* EXERCISE TASK:
Below is a listing to transcribe in full and exactly; keep the pictures out.

* DATA SHOWN:
--- start ---

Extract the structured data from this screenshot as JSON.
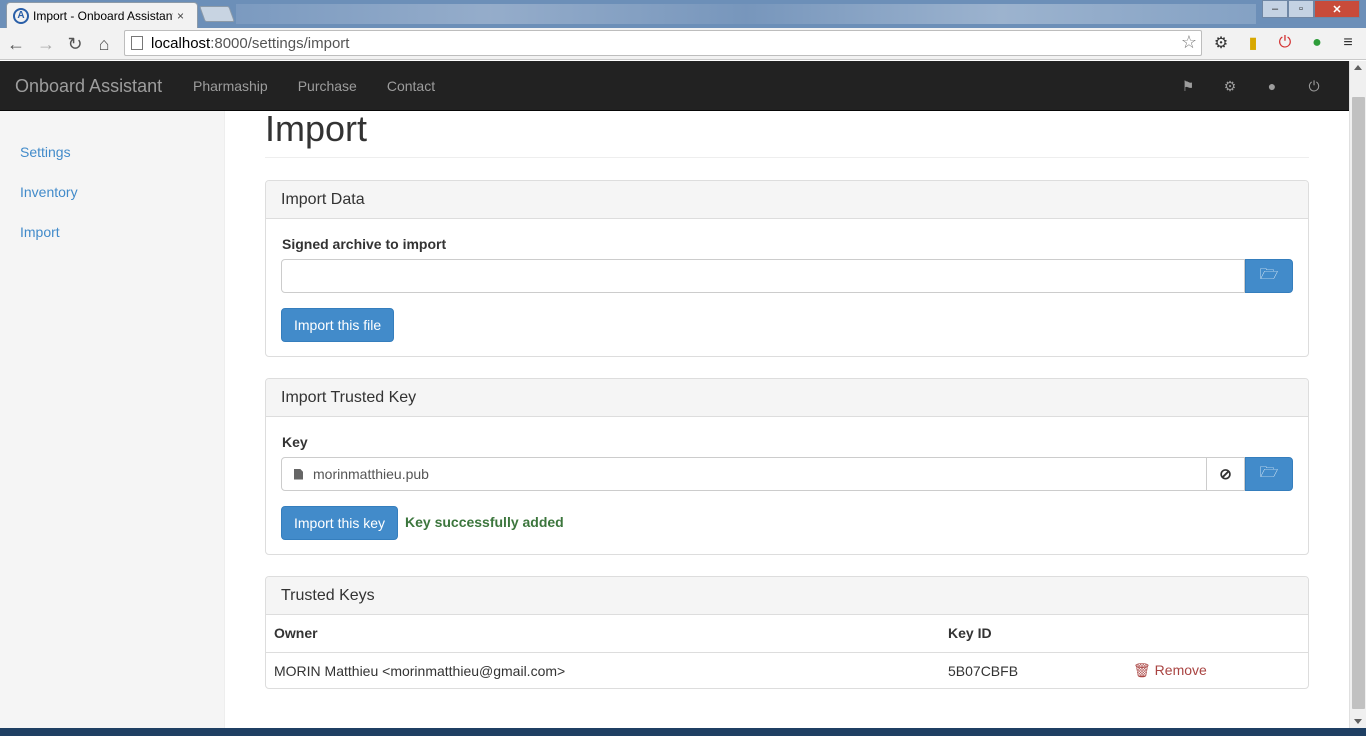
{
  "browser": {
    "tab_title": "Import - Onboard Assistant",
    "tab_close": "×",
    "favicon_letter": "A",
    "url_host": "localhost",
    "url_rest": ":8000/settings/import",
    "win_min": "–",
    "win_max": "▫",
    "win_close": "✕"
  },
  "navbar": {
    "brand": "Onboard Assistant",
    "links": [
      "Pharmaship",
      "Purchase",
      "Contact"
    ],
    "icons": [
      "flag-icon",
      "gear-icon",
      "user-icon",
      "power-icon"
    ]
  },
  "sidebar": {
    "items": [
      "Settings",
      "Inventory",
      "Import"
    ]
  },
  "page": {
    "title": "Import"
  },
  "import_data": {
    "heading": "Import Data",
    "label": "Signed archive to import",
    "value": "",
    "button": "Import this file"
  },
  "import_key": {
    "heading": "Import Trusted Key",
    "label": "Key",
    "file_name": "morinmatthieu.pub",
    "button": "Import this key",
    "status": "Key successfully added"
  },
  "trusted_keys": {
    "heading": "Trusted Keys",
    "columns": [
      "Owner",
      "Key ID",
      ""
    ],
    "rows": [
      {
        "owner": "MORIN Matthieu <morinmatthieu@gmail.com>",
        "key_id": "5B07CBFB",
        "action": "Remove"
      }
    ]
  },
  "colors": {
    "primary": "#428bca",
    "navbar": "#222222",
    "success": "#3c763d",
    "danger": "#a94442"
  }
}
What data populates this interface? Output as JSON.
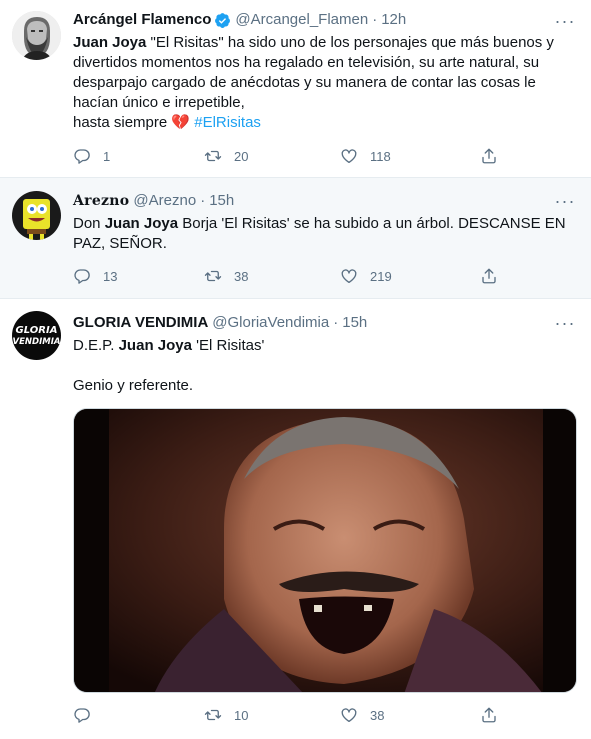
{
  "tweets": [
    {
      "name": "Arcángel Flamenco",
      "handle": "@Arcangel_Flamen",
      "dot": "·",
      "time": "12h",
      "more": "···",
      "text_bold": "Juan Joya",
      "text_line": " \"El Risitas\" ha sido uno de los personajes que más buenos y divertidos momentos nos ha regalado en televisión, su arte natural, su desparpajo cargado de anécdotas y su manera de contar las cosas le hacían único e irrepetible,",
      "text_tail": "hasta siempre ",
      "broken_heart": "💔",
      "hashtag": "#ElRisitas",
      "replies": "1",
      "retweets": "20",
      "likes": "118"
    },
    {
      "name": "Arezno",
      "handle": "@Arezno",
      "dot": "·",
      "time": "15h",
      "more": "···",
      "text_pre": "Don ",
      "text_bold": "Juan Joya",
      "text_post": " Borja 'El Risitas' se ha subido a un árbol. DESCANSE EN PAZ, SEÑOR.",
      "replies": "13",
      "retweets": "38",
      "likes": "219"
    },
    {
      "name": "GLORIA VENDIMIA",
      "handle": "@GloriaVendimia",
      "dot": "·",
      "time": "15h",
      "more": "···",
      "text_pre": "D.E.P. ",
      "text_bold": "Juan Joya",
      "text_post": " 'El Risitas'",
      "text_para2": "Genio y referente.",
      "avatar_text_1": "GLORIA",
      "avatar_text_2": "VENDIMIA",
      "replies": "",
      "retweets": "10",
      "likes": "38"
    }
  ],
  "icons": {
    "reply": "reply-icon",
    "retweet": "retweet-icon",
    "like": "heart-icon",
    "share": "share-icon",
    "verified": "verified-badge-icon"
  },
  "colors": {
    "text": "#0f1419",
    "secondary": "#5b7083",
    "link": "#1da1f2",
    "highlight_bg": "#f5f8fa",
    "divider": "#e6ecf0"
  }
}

--- end ---

* TASK RESPONSE:
Extract the structured data from this screenshot as JSON.
{
  "browser": {
    "tab_title": "Import - Onboard Assistant",
    "tab_close": "×",
    "favicon_letter": "A",
    "url_host": "localhost",
    "url_rest": ":8000/settings/import",
    "win_min": "–",
    "win_max": "▫",
    "win_close": "✕"
  },
  "navbar": {
    "brand": "Onboard Assistant",
    "links": [
      "Pharmaship",
      "Purchase",
      "Contact"
    ],
    "icons": [
      "flag-icon",
      "gear-icon",
      "user-icon",
      "power-icon"
    ]
  },
  "sidebar": {
    "items": [
      "Settings",
      "Inventory",
      "Import"
    ]
  },
  "page": {
    "title": "Import"
  },
  "import_data": {
    "heading": "Import Data",
    "label": "Signed archive to import",
    "value": "",
    "button": "Import this file"
  },
  "import_key": {
    "heading": "Import Trusted Key",
    "label": "Key",
    "file_name": "morinmatthieu.pub",
    "button": "Import this key",
    "status": "Key successfully added"
  },
  "trusted_keys": {
    "heading": "Trusted Keys",
    "columns": [
      "Owner",
      "Key ID",
      ""
    ],
    "rows": [
      {
        "owner": "MORIN Matthieu <morinmatthieu@gmail.com>",
        "key_id": "5B07CBFB",
        "action": "Remove"
      }
    ]
  },
  "colors": {
    "primary": "#428bca",
    "navbar": "#222222",
    "success": "#3c763d",
    "danger": "#a94442"
  }
}
What data populates this interface? Output as JSON.
{
  "tweets": [
    {
      "name": "Arcángel Flamenco",
      "handle": "@Arcangel_Flamen",
      "dot": "·",
      "time": "12h",
      "more": "···",
      "text_bold": "Juan Joya",
      "text_line": " \"El Risitas\" ha sido uno de los personajes que más buenos y divertidos momentos nos ha regalado en televisión, su arte natural, su desparpajo cargado de anécdotas y su manera de contar las cosas le hacían único e irrepetible,",
      "text_tail": "hasta siempre ",
      "broken_heart": "💔",
      "hashtag": "#ElRisitas",
      "replies": "1",
      "retweets": "20",
      "likes": "118"
    },
    {
      "name": "Arezno",
      "handle": "@Arezno",
      "dot": "·",
      "time": "15h",
      "more": "···",
      "text_pre": "Don ",
      "text_bold": "Juan Joya",
      "text_post": " Borja 'El Risitas' se ha subido a un árbol. DESCANSE EN PAZ, SEÑOR.",
      "replies": "13",
      "retweets": "38",
      "likes": "219"
    },
    {
      "name": "GLORIA VENDIMIA",
      "handle": "@GloriaVendimia",
      "dot": "·",
      "time": "15h",
      "more": "···",
      "text_pre": "D.E.P. ",
      "text_bold": "Juan Joya",
      "text_post": " 'El Risitas'",
      "text_para2": "Genio y referente.",
      "avatar_text_1": "GLORIA",
      "avatar_text_2": "VENDIMIA",
      "replies": "",
      "retweets": "10",
      "likes": "38"
    }
  ],
  "icons": {
    "reply": "reply-icon",
    "retweet": "retweet-icon",
    "like": "heart-icon",
    "share": "share-icon",
    "verified": "verified-badge-icon"
  },
  "colors": {
    "text": "#0f1419",
    "secondary": "#5b7083",
    "link": "#1da1f2",
    "highlight_bg": "#f5f8fa",
    "divider": "#e6ecf0"
  }
}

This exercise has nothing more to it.